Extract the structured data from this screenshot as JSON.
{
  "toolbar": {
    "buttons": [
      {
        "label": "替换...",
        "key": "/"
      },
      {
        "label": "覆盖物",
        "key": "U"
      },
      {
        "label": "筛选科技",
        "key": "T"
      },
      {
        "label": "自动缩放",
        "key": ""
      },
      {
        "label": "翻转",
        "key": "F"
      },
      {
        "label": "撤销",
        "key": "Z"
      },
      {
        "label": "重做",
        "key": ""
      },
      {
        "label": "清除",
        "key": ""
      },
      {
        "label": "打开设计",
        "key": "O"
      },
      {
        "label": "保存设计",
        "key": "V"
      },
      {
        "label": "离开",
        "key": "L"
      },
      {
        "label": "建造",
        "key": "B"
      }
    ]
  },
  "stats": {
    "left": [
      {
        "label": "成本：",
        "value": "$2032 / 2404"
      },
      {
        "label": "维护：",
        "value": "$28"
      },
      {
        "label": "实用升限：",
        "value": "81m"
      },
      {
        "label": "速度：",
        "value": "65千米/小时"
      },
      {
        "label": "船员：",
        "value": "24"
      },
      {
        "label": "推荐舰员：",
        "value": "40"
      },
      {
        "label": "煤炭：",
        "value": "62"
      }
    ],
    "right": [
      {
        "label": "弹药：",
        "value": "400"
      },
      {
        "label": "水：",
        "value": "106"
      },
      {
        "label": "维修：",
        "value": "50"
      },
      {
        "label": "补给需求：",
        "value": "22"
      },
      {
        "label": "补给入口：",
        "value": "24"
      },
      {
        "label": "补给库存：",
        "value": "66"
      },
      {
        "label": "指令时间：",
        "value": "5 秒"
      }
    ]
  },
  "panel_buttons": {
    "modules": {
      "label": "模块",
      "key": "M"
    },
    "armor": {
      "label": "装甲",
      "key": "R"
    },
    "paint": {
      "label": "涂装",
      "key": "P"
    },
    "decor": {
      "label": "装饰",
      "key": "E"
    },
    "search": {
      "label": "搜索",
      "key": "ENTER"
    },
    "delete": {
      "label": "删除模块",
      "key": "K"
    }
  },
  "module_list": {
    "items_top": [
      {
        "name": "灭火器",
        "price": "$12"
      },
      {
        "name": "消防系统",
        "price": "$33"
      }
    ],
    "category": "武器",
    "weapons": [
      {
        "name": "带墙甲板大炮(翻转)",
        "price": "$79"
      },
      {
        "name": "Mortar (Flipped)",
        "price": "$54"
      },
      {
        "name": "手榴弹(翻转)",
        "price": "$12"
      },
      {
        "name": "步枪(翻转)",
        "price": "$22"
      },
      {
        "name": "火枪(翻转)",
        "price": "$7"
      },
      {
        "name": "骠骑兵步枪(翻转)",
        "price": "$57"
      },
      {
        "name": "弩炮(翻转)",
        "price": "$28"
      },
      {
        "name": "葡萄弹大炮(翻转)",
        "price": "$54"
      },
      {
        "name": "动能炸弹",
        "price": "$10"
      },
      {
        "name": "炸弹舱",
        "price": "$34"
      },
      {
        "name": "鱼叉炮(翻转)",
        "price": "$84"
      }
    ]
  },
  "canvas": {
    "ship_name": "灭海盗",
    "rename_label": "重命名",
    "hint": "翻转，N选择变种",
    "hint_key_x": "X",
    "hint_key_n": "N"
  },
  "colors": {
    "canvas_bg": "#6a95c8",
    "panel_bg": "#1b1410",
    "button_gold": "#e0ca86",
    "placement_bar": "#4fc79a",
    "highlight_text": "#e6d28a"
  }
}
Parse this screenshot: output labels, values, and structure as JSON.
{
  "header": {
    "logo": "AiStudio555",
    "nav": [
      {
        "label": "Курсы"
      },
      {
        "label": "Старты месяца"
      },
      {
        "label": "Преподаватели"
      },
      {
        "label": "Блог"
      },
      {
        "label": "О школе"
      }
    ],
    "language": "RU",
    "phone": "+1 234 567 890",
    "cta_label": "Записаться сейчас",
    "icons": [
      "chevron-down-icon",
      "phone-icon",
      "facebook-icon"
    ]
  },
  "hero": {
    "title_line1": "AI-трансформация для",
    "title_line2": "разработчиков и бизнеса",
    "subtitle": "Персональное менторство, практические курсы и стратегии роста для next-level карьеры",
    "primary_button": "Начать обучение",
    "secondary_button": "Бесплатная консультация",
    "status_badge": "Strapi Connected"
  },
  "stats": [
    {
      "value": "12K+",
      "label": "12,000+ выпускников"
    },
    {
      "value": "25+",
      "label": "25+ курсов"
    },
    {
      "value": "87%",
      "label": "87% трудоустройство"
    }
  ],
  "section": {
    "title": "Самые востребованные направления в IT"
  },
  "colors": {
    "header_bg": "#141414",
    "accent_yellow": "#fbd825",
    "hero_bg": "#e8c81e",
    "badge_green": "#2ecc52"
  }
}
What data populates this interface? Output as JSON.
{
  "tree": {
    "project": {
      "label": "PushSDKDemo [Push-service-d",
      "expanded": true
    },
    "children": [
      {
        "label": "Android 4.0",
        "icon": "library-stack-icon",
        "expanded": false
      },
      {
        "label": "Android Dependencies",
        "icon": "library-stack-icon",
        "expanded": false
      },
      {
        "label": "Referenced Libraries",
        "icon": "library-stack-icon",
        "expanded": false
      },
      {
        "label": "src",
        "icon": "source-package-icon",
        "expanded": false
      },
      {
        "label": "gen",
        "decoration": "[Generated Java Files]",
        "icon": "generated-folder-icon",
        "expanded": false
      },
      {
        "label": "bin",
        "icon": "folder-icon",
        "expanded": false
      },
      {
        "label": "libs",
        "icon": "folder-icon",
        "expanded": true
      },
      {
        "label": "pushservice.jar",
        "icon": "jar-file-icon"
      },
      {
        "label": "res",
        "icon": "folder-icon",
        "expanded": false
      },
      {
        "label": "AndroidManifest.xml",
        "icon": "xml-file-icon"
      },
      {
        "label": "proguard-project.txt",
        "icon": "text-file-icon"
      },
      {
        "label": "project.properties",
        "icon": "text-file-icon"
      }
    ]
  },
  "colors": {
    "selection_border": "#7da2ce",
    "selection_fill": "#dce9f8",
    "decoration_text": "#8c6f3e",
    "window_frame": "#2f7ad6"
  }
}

*What to work on*
Give the listing above again, word for word.

*Completed task*
Extract the structured data from this screenshot as JSON.
{
  "toolbar": {
    "buttons": [
      {
        "label": "替换...",
        "key": "/"
      },
      {
        "label": "覆盖物",
        "key": "U"
      },
      {
        "label": "筛选科技",
        "key": "T"
      },
      {
        "label": "自动缩放",
        "key": ""
      },
      {
        "label": "翻转",
        "key": "F"
      },
      {
        "label": "撤销",
        "key": "Z"
      },
      {
        "label": "重做",
        "key": ""
      },
      {
        "label": "清除",
        "key": ""
      },
      {
        "label": "打开设计",
        "key": "O"
      },
      {
        "label": "保存设计",
        "key": "V"
      },
      {
        "label": "离开",
        "key": "L"
      },
      {
        "label": "建造",
        "key": "B"
      }
    ]
  },
  "stats": {
    "left": [
      {
        "label": "成本：",
        "value": "$2032 / 2404"
      },
      {
        "label": "维护：",
        "value": "$28"
      },
      {
        "label": "实用升限：",
        "value": "81m"
      },
      {
        "label": "速度：",
        "value": "65千米/小时"
      },
      {
        "label": "船员：",
        "value": "24"
      },
      {
        "label": "推荐舰员：",
        "value": "40"
      },
      {
        "label": "煤炭：",
        "value": "62"
      }
    ],
    "right": [
      {
        "label": "弹药：",
        "value": "400"
      },
      {
        "label": "水：",
        "value": "106"
      },
      {
        "label": "维修：",
        "value": "50"
      },
      {
        "label": "补给需求：",
        "value": "22"
      },
      {
        "label": "补给入口：",
        "value": "24"
      },
      {
        "label": "补给库存：",
        "value": "66"
      },
      {
        "label": "指令时间：",
        "value": "5 秒"
      }
    ]
  },
  "panel_buttons": {
    "modules": {
      "label": "模块",
      "key": "M"
    },
    "armor": {
      "label": "装甲",
      "key": "R"
    },
    "paint": {
      "label": "涂装",
      "key": "P"
    },
    "decor": {
      "label": "装饰",
      "key": "E"
    },
    "search": {
      "label": "搜索",
      "key": "ENTER"
    },
    "delete": {
      "label": "删除模块",
      "key": "K"
    }
  },
  "module_list": {
    "items_top": [
      {
        "name": "灭火器",
        "price": "$12"
      },
      {
        "name": "消防系统",
        "price": "$33"
      }
    ],
    "category": "武器",
    "weapons": [
      {
        "name": "带墙甲板大炮(翻转)",
        "price": "$79"
      },
      {
        "name": "Mortar (Flipped)",
        "price": "$54"
      },
      {
        "name": "手榴弹(翻转)",
        "price": "$12"
      },
      {
        "name": "步枪(翻转)",
        "price": "$22"
      },
      {
        "name": "火枪(翻转)",
        "price": "$7"
      },
      {
        "name": "骠骑兵步枪(翻转)",
        "price": "$57"
      },
      {
        "name": "弩炮(翻转)",
        "price": "$28"
      },
      {
        "name": "葡萄弹大炮(翻转)",
        "price": "$54"
      },
      {
        "name": "动能炸弹",
        "price": "$10"
      },
      {
        "name": "炸弹舱",
        "price": "$34"
      },
      {
        "name": "鱼叉炮(翻转)",
        "price": "$84"
      }
    ]
  },
  "canvas": {
    "ship_name": "灭海盗",
    "rename_label": "重命名",
    "hint": "翻转，N选择变种",
    "hint_key_x": "X",
    "hint_key_n": "N"
  },
  "colors": {
    "canvas_bg": "#6a95c8",
    "panel_bg": "#1b1410",
    "button_gold": "#e0ca86",
    "placement_bar": "#4fc79a",
    "highlight_text": "#e6d28a"
  }
}
Parse this screenshot: output labels, values, and structure as JSON.
{
  "header": {
    "logo": "AiStudio555",
    "nav": [
      {
        "label": "Курсы"
      },
      {
        "label": "Старты месяца"
      },
      {
        "label": "Преподаватели"
      },
      {
        "label": "Блог"
      },
      {
        "label": "О школе"
      }
    ],
    "language": "RU",
    "phone": "+1 234 567 890",
    "cta_label": "Записаться сейчас",
    "icons": [
      "chevron-down-icon",
      "phone-icon",
      "facebook-icon"
    ]
  },
  "hero": {
    "title_line1": "AI-трансформация для",
    "title_line2": "разработчиков и бизнеса",
    "subtitle": "Персональное менторство, практические курсы и стратегии роста для next-level карьеры",
    "primary_button": "Начать обучение",
    "secondary_button": "Бесплатная консультация",
    "status_badge": "Strapi Connected"
  },
  "stats": [
    {
      "value": "12K+",
      "label": "12,000+ выпускников"
    },
    {
      "value": "25+",
      "label": "25+ курсов"
    },
    {
      "value": "87%",
      "label": "87% трудоустройство"
    }
  ],
  "section": {
    "title": "Самые востребованные направления в IT"
  },
  "colors": {
    "header_bg": "#141414",
    "accent_yellow": "#fbd825",
    "hero_bg": "#e8c81e",
    "badge_green": "#2ecc52"
  }
}
What data populates this interface? Output as JSON.
{
  "tree": {
    "project": {
      "label": "PushSDKDemo [Push-service-d",
      "expanded": true
    },
    "children": [
      {
        "label": "Android 4.0",
        "icon": "library-stack-icon",
        "expanded": false
      },
      {
        "label": "Android Dependencies",
        "icon": "library-stack-icon",
        "expanded": false
      },
      {
        "label": "Referenced Libraries",
        "icon": "library-stack-icon",
        "expanded": false
      },
      {
        "label": "src",
        "icon": "source-package-icon",
        "expanded": false
      },
      {
        "label": "gen",
        "decoration": "[Generated Java Files]",
        "icon": "generated-folder-icon",
        "expanded": false
      },
      {
        "label": "bin",
        "icon": "folder-icon",
        "expanded": false
      },
      {
        "label": "libs",
        "icon": "folder-icon",
        "expanded": true
      },
      {
        "label": "pushservice.jar",
        "icon": "jar-file-icon"
      },
      {
        "label": "res",
        "icon": "folder-icon",
        "expanded": false
      },
      {
        "label": "AndroidManifest.xml",
        "icon": "xml-file-icon"
      },
      {
        "label": "proguard-project.txt",
        "icon": "text-file-icon"
      },
      {
        "label": "project.properties",
        "icon": "text-file-icon"
      }
    ]
  },
  "colors": {
    "selection_border": "#7da2ce",
    "selection_fill": "#dce9f8",
    "decoration_text": "#8c6f3e",
    "window_frame": "#2f7ad6"
  }
}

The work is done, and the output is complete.